### What you need to do
Find each line containing the string "noise". Copy it.
Start Data shown
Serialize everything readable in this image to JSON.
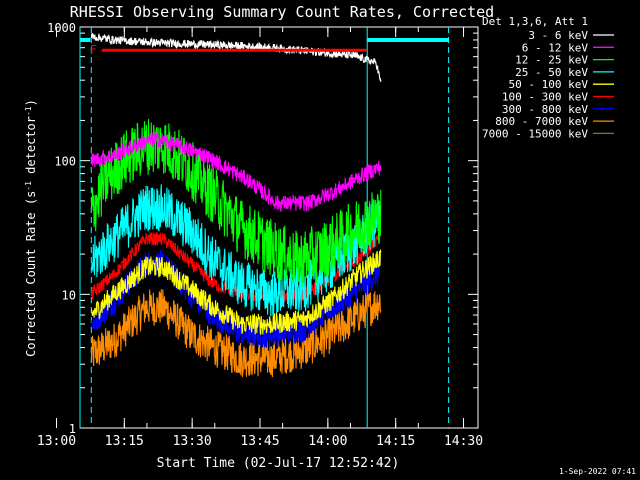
{
  "chart_data": {
    "type": "line",
    "title": "RHESSI Observing Summary Count Rates, Corrected",
    "xlabel": "Start Time (02-Jul-17 12:52:42)",
    "ylabel": "Corrected Count Rate (s",
    "ylabel_sup": "-1",
    "ylabel_tail": " detector",
    "ylabel_close": ")",
    "yscale": "log",
    "xlim_minutes": [
      12.5,
      100.5
    ],
    "ylim": [
      1,
      1000
    ],
    "x_ticks": [
      {
        "label": "13:00",
        "m": 7.3
      },
      {
        "label": "13:15",
        "m": 22.3
      },
      {
        "label": "13:30",
        "m": 37.3
      },
      {
        "label": "13:45",
        "m": 52.3
      },
      {
        "label": "14:00",
        "m": 67.3
      },
      {
        "label": "14:15",
        "m": 82.3
      },
      {
        "label": "14:30",
        "m": 97.3
      }
    ],
    "y_ticks": [
      {
        "label": "1",
        "v": 1
      },
      {
        "label": "10",
        "v": 10
      },
      {
        "label": "100",
        "v": 100
      },
      {
        "label": "1000",
        "v": 1000
      }
    ],
    "legend_header": "Det 1,3,6, Att 1",
    "series": [
      {
        "name": "3 - 6 keV",
        "color": "#ffffff",
        "noise": 0.03,
        "points": [
          [
            15,
            850
          ],
          [
            20,
            800
          ],
          [
            30,
            760
          ],
          [
            45,
            730
          ],
          [
            55,
            700
          ],
          [
            65,
            650
          ],
          [
            73,
            610
          ],
          [
            78,
            540
          ],
          [
            79,
            380
          ]
        ]
      },
      {
        "name": "6 - 12 keV",
        "color": "#ff00ff",
        "noise": 0.06,
        "points": [
          [
            15,
            100
          ],
          [
            20,
            110
          ],
          [
            27,
            140
          ],
          [
            30,
            145
          ],
          [
            40,
            110
          ],
          [
            50,
            70
          ],
          [
            56,
            48
          ],
          [
            63,
            48
          ],
          [
            70,
            62
          ],
          [
            75,
            78
          ],
          [
            79,
            90
          ]
        ]
      },
      {
        "name": "12 - 25 keV",
        "color": "#00ff00",
        "noise": 0.22,
        "points": [
          [
            15,
            40
          ],
          [
            18,
            70
          ],
          [
            22,
            100
          ],
          [
            27,
            130
          ],
          [
            31,
            130
          ],
          [
            36,
            95
          ],
          [
            42,
            55
          ],
          [
            48,
            32
          ],
          [
            55,
            22
          ],
          [
            60,
            18
          ],
          [
            65,
            20
          ],
          [
            70,
            26
          ],
          [
            75,
            34
          ],
          [
            79,
            40
          ]
        ]
      },
      {
        "name": "25 - 50 keV",
        "color": "#00ffff",
        "noise": 0.18,
        "points": [
          [
            15,
            17
          ],
          [
            20,
            26
          ],
          [
            27,
            45
          ],
          [
            31,
            44
          ],
          [
            37,
            30
          ],
          [
            42,
            18
          ],
          [
            48,
            12
          ],
          [
            55,
            10
          ],
          [
            62,
            11
          ],
          [
            68,
            16
          ],
          [
            74,
            25
          ],
          [
            79,
            38
          ]
        ]
      },
      {
        "name": "50 - 100 keV",
        "color": "#ffff00",
        "noise": 0.08,
        "points": [
          [
            15,
            7
          ],
          [
            20,
            10
          ],
          [
            27,
            16
          ],
          [
            31,
            16
          ],
          [
            37,
            11
          ],
          [
            42,
            8
          ],
          [
            48,
            6
          ],
          [
            55,
            6
          ],
          [
            62,
            6.5
          ],
          [
            68,
            9
          ],
          [
            74,
            14
          ],
          [
            79,
            19
          ]
        ]
      },
      {
        "name": "100 - 300 keV",
        "color": "#ff0000",
        "noise": 0.05,
        "points": [
          [
            15,
            10
          ],
          [
            20,
            14
          ],
          [
            27,
            26
          ],
          [
            31,
            26
          ],
          [
            37,
            17
          ],
          [
            42,
            12
          ],
          [
            48,
            10
          ],
          [
            55,
            9.5
          ],
          [
            62,
            10
          ],
          [
            68,
            13
          ],
          [
            74,
            19
          ],
          [
            78,
            25
          ],
          [
            79,
            27
          ]
        ]
      },
      {
        "name": "300 - 800 keV",
        "color": "#0000ff",
        "noise": 0.1,
        "points": [
          [
            15,
            6
          ],
          [
            20,
            9
          ],
          [
            27,
            17
          ],
          [
            31,
            17
          ],
          [
            37,
            10
          ],
          [
            42,
            7
          ],
          [
            48,
            5
          ],
          [
            55,
            5
          ],
          [
            62,
            5.5
          ],
          [
            68,
            8
          ],
          [
            74,
            11
          ],
          [
            79,
            15
          ]
        ]
      },
      {
        "name": "800 - 7000 keV",
        "color": "#ff8c00",
        "noise": 0.14,
        "points": [
          [
            15,
            3.5
          ],
          [
            20,
            4.5
          ],
          [
            27,
            8
          ],
          [
            31,
            8
          ],
          [
            37,
            5
          ],
          [
            42,
            4
          ],
          [
            48,
            3.3
          ],
          [
            55,
            3.3
          ],
          [
            62,
            3.8
          ],
          [
            68,
            5
          ],
          [
            74,
            7
          ],
          [
            79,
            9
          ]
        ]
      },
      {
        "name": "7000 - 15000 keV",
        "color": "#808000",
        "noise": 0.0,
        "points": []
      }
    ],
    "flare_marker": {
      "label": "F",
      "color": "#ff0000",
      "value": 670,
      "start": 17.3,
      "end": 75.8
    },
    "attenuator_bars": [
      {
        "color": "#00ffff",
        "value": 800,
        "start": 12.5,
        "end": 14.8
      },
      {
        "color": "#00ffff",
        "value": 800,
        "start": 76,
        "end": 94
      }
    ],
    "night_lines": [
      {
        "m": 12.5,
        "style": "solid"
      },
      {
        "m": 15,
        "style": "dashed"
      },
      {
        "m": 76,
        "style": "solid"
      },
      {
        "m": 94,
        "style": "dashed"
      }
    ]
  },
  "footer": {
    "date": "1-Sep-2022 07:41"
  }
}
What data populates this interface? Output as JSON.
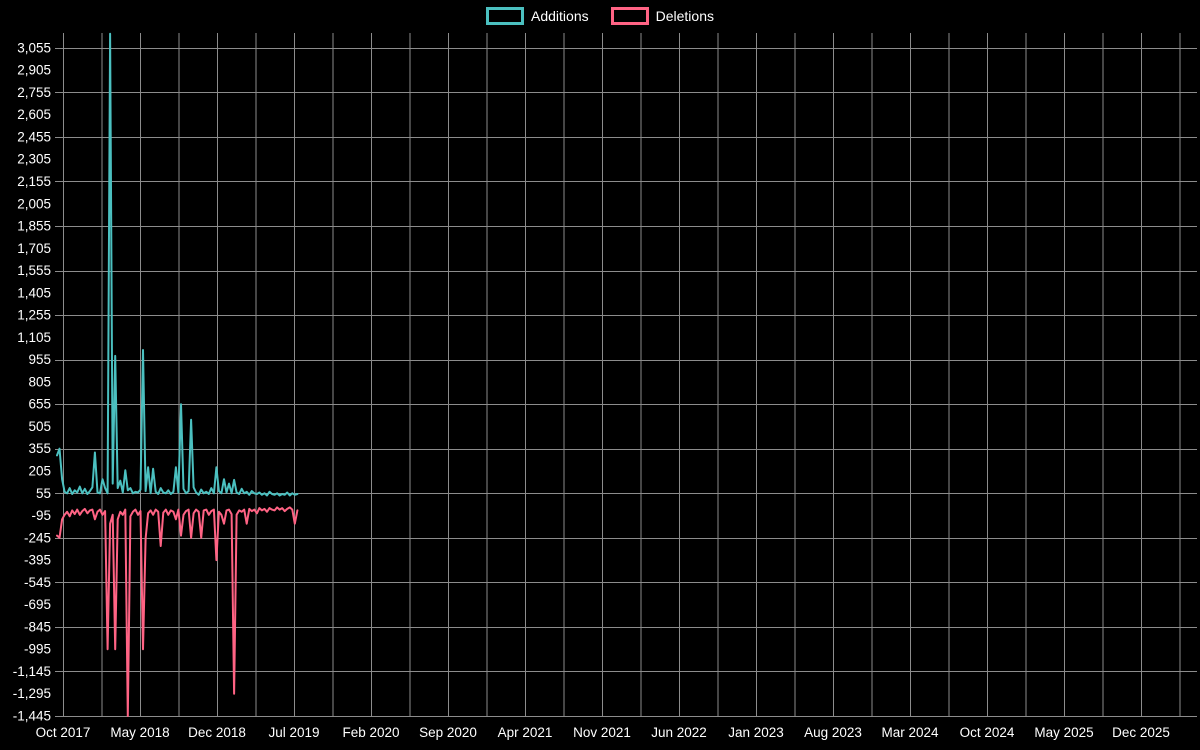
{
  "legend": {
    "items": [
      {
        "label": "Additions",
        "color": "#4bc0c0"
      },
      {
        "label": "Deletions",
        "color": "#ff6384"
      }
    ]
  },
  "chart_data": {
    "type": "line",
    "title": "",
    "background": "#000000",
    "grid": true,
    "grid_color": "#8c8c8c",
    "legend_position": "top",
    "x_axis": {
      "tick_labels": [
        "Oct 2017",
        "May 2018",
        "Dec 2018",
        "Jul 2019",
        "Feb 2020",
        "Sep 2020",
        "Apr 2021",
        "Nov 2021",
        "Jun 2022",
        "Jan 2023",
        "Aug 2023",
        "Mar 2024",
        "Oct 2024",
        "May 2025",
        "Dec 2025"
      ],
      "tick_interval_months": 7,
      "point_interval": "weekly",
      "data_start": "Oct 2017",
      "data_end": "Aug 2019"
    },
    "y_axis": {
      "range": [
        -1445,
        3155
      ],
      "step": 150,
      "tick_values": [
        3055,
        2905,
        2755,
        2605,
        2455,
        2305,
        2155,
        2005,
        1855,
        1705,
        1555,
        1405,
        1255,
        1105,
        955,
        805,
        655,
        505,
        355,
        205,
        55,
        -95,
        -245,
        -395,
        -545,
        -695,
        -845,
        -995,
        -1145,
        -1295,
        -1445
      ]
    },
    "series": [
      {
        "name": "Additions",
        "color": "#4bc0c0",
        "values": [
          310,
          355,
          150,
          65,
          55,
          90,
          50,
          75,
          60,
          100,
          55,
          85,
          50,
          70,
          95,
          330,
          60,
          55,
          150,
          90,
          55,
          3150,
          120,
          980,
          90,
          140,
          60,
          210,
          75,
          90,
          55,
          65,
          60,
          80,
          1020,
          70,
          230,
          55,
          220,
          65,
          50,
          90,
          60,
          55,
          75,
          50,
          65,
          230,
          60,
          655,
          85,
          55,
          70,
          550,
          95,
          60,
          45,
          80,
          55,
          65,
          50,
          90,
          55,
          230,
          70,
          55,
          150,
          60,
          120,
          55,
          145,
          60,
          50,
          85,
          55,
          65,
          45,
          70,
          55,
          50,
          60,
          45,
          55,
          40,
          65,
          50,
          45,
          55,
          40,
          50,
          45,
          60,
          40,
          55,
          45,
          50
        ]
      },
      {
        "name": "Deletions",
        "color": "#ff6384",
        "values": [
          -230,
          -245,
          -120,
          -90,
          -70,
          -100,
          -60,
          -85,
          -55,
          -90,
          -65,
          -50,
          -80,
          -60,
          -55,
          -120,
          -70,
          -55,
          -90,
          -65,
          -995,
          -150,
          -90,
          -995,
          -120,
          -70,
          -90,
          -55,
          -1445,
          -100,
          -70,
          -55,
          -90,
          -65,
          -995,
          -250,
          -80,
          -60,
          -90,
          -55,
          -70,
          -300,
          -75,
          -55,
          -90,
          -60,
          -70,
          -120,
          -55,
          -230,
          -90,
          -65,
          -55,
          -245,
          -80,
          -55,
          -70,
          -245,
          -60,
          -55,
          -90,
          -65,
          -55,
          -395,
          -70,
          -90,
          -150,
          -60,
          -55,
          -85,
          -1295,
          -90,
          -60,
          -70,
          -55,
          -150,
          -50,
          -65,
          -55,
          -80,
          -45,
          -60,
          -50,
          -70,
          -45,
          -55,
          -60,
          -40,
          -55,
          -45,
          -65,
          -50,
          -40,
          -55,
          -150,
          -60
        ]
      }
    ]
  }
}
End Data shown
### Task response
        "noise": 0.03,
        "noise": 0.06,
        "noise": 0.22,
        "noise": 0.18,
        "noise": 0.08,
        "noise": 0.05,
        "noise": 0.1,
        "noise": 0.14,
        "noise": 0.0,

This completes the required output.